### Job:
Check every line of the material below for "нетрудоспособности". Give the number of lines that have it, and only that.

[Collection entries]
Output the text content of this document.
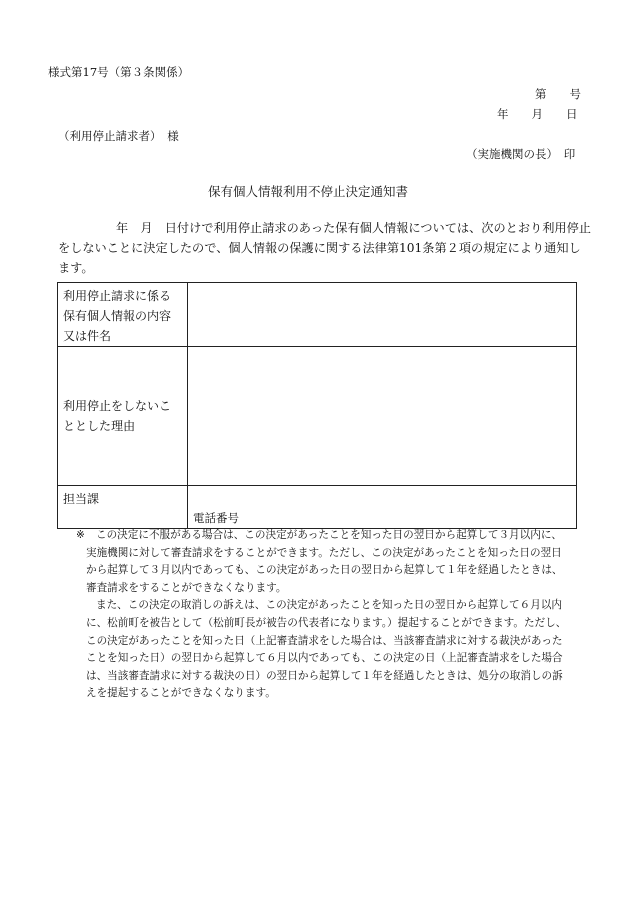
様式第17号（第３条関係）
第　　号
年　　月　　日
（利用停止請求者）　様
（実施機関の長）　印
保有個人情報利用不停止決定通知書
年　月　日付けで利用停止請求のあった保有個人情報については、次のとおり利用停止
をしないことに決定したので、個人情報の保護に関する法律第101条第２項の規定により通知し
ます。
利用停止請求に係る
保有個人情報の内容
又は件名	

利用停止をしないこ
ととした理由	

担当課	電話番号
※	この決定に不服がある場合は、この決定があったことを知った日の翌日から起算して３月以内に、
実施機関に対して審査請求をすることができます。ただし、この決定があったことを知った日の翌日
から起算して３月以内であっても、この決定があった日の翌日から起算して１年を経過したときは、
審査請求をすることができなくなります。
また、この決定の取消しの訴えは、この決定があったことを知った日の翌日から起算して６月以内
に、松前町を被告として（松前町長が被告の代表者になります。）提起することができます。ただし、
この決定があったことを知った日（上記審査請求をした場合は、当該審査請求に対する裁決があった
ことを知った日）の翌日から起算して６月以内であっても、この決定の日（上記審査請求をした場合
は、当該審査請求に対する裁決の日）の翌日から起算して１年を経過したときは、処分の取消しの訴
えを提起することができなくなります。
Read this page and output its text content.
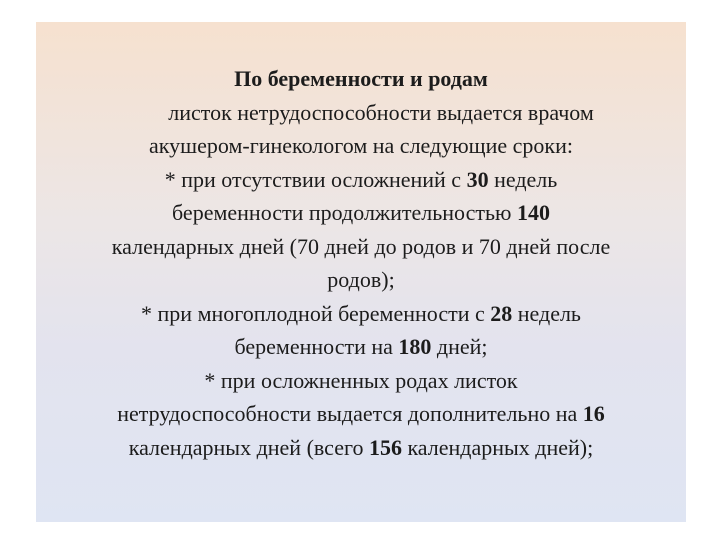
По беременности и родам
листок нетрудоспособности выдается врачом
акушером-гинекологом на следующие сроки:
* при отсутствии осложнений с 30 недель
беременности продолжительностью 140
календарных дней (70 дней до родов и 70 дней после
родов);
* при многоплодной беременности с 28 недель
беременности на 180 дней;
* при осложненных родах листок
нетрудоспособности выдается дополнительно на 16
календарных дней (всего 156 календарных дней);
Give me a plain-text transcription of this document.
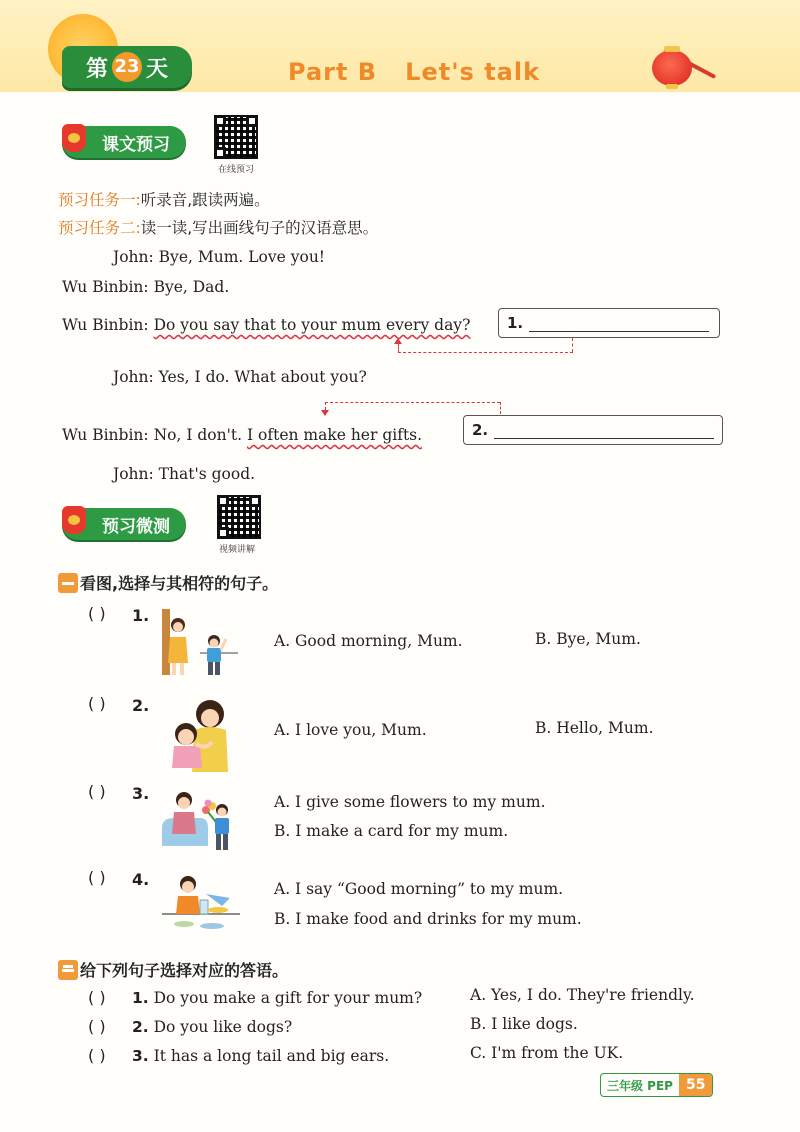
第 23 天	Part B   Let's talk
课文预习
在线预习
预习任务一:听录音,跟读两遍。
预习任务二:读一读,写出画线句子的汉语意思。
John: Bye, Mum. Love you!
Wu Binbin: Bye, Dad.
Wu Binbin: Do you say that to your mum every day? 1.
John: Yes, I do. What about you?
Wu Binbin: No, I don't. I often make her gifts.	2.
John: That's good.
预习微测
视频讲解
看图,选择与其相符的句子。
( ) 1.
A. Good morning, Mum.	B. Bye, Mum.
( ) 2.
A. I love you, Mum.	B. Hello, Mum.
( ) 3.	A. I give some flowers to my mum.
B. I make a card for my mum.
( ) 4.	A. I say “Good morning” to my mum.
B. I make food and drinks for my mum.
给下列句子选择对应的答语。
( ) 1. Do you make a gift for your mum?	A. Yes, I do. They're friendly.
( ) 2. Do you like dogs?	B. I like dogs.
( ) 3. It has a long tail and big ears.	C. I'm from the UK.
三年级 PEP 55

### Answer to this problem:
2